◆ Task directions: Find the number of lines containing the string "text" in the data. Answer with the number by itself.
**** The data ****
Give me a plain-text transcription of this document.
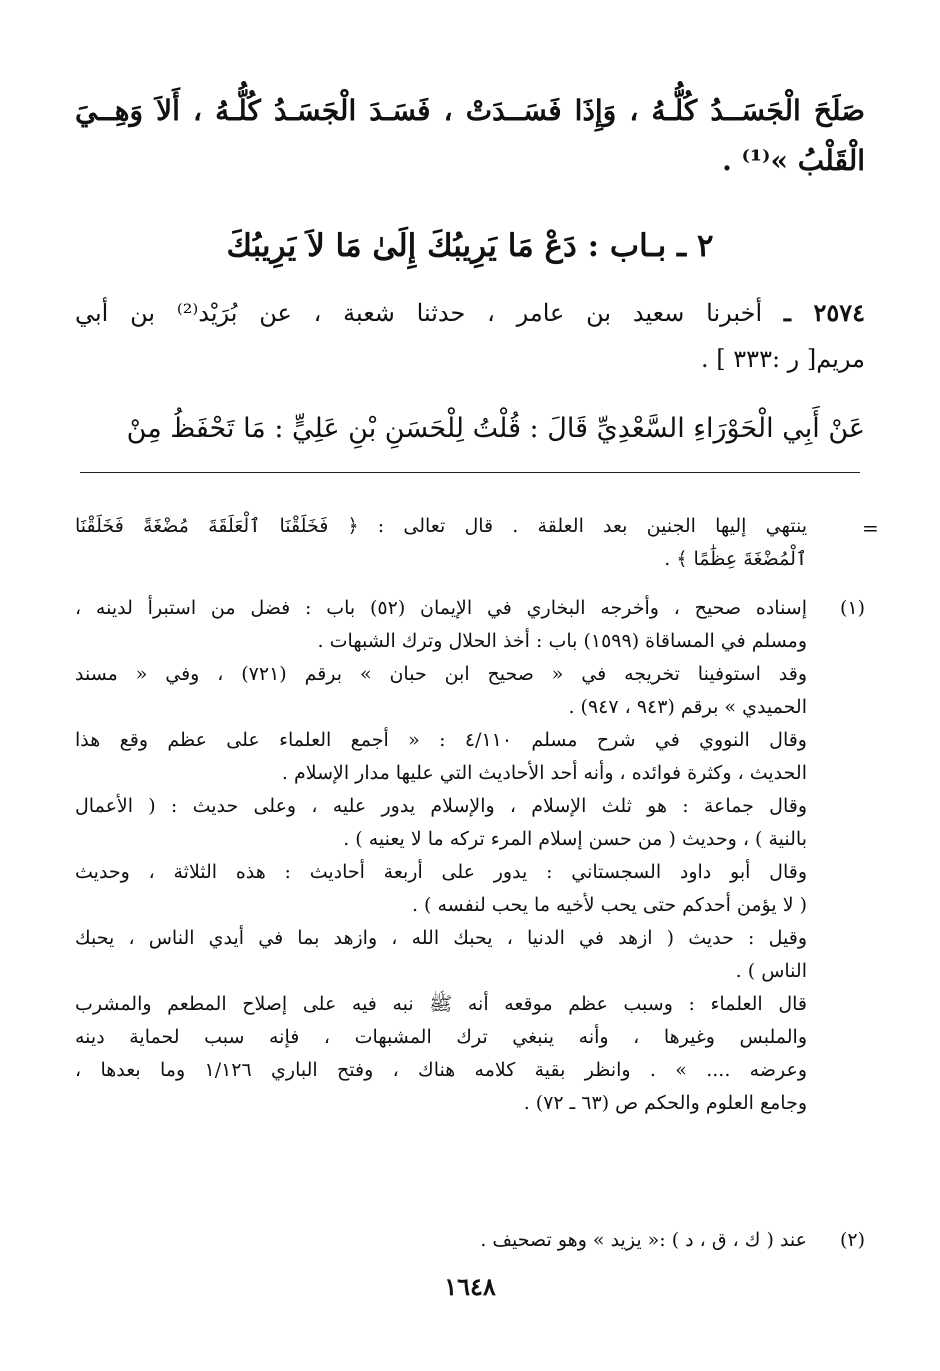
صَلَحَ الْجَسَــدُ كُلُّـهُ ، وَإِذَا فَسَــدَتْ ، فَسَـدَ الْجَسَـدُ كُلُّـهُ ، أَلاَ وَهِــيَ
الْقَلْبُ »⁽¹⁾ .
٢ ـ بـاب : دَعْ مَا يَرِيبُكَ إِلَىٰ مَا لاَ يَرِيبُكَ
٢٥٧٤ ـ أخبرنا سعيد بن عامر ، حدثنا شعبة ، عن بُرَيْد⁽²⁾ بن أبي
مريم[ ر :٣٣٣ ] .
عَنْ أَبِي الْحَوْرَاءِ السَّعْدِيِّ قَالَ : قُلْتُ لِلْحَسَنِ بْنِ عَلِيٍّ : مَا تَحْفَظُ مِنْ
=
ينتهي إليها الجنين بعد العلقة . قال تعالى : ﴿ فَخَلَقْنَا ٱلْعَلَقَةَ مُضْغَةً فَخَلَقْنَا
ٱلْمُضْغَةَ عِظَٰمًا ﴾ .
(١)
إسناده صحيح ، وأخرجه البخاري في الإيمان (٥٢) باب : فضل من استبرأ لدينه ،
ومسلم في المساقاة (١٥٩٩) باب : أخذ الحلال وترك الشبهات .
وقد استوفينا تخريجه في « صحيح ابن حبان » برقم (٧٢١) ، وفي « مسند
الحميدي » برقم (٩٤٣ ، ٩٤٧) .
وقال النووي في شرح مسلم ٤/١١٠ : « أجمع العلماء على عظم وقع هذا
الحديث ، وكثرة فوائده ، وأنه أحد الأحاديث التي عليها مدار الإسلام .
وقال جماعة : هو ثلث الإسلام ، والإسلام يدور عليه ، وعلى حديث : ( الأعمال
بالنية ) ، وحديث ( من حسن إسلام المرء تركه ما لا يعنيه ) .
وقال أبو داود السجستاني : يدور على أربعة أحاديث : هذه الثلاثة ، وحديث
( لا يؤمن أحدكم حتى يحب لأخيه ما يحب لنفسه ) .
وقيل : حديث ( ازهد في الدنيا ، يحبك الله ، وازهد بما في أيدي الناس ، يحبك
الناس ) .
قال العلماء : وسبب عظم موقعه أنه ﷺ نبه فيه على إصلاح المطعم والمشرب
والملبس وغيرها ، وأنه ينبغي ترك المشبهات ، فإنه سبب لحماية دينه
وعرضه .... » . وانظر بقية كلامه هناك ، وفتح الباري ١/١٢٦ وما بعدها ،
وجامع العلوم والحكم ص (٦٣ ـ ٧٢) .
(٢)
عند ( ك ، ق ، د ) :« يزيد » وهو تصحيف .
١٦٤٨
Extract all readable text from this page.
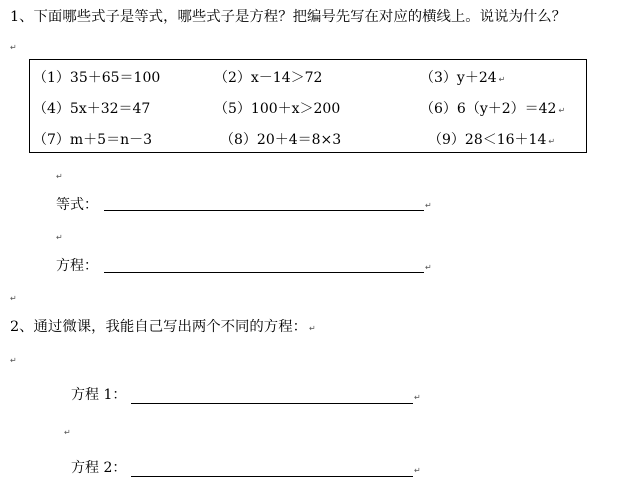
1、下面哪些式子是等式，哪些式子是方程？把编号先写在对应的横线上。说说为什么？
↵
（1）35＋65＝100	（2）x－14＞72	（3）y＋24 ↵
（4）5x＋32＝47	（5）100＋x＞200	（6）6（y＋2）＝42 ↵
（7）m＋5＝n－3	（8）20＋4＝8×3	（9）28＜16＋14 ↵
↵
等式：	↵
↵
方程：	↵
↵
2、通过微课，我能自己写出两个不同的方程： ↵
↵
方程 1：	↵
↵
方程 2：	↵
****
◆ Written answer: 2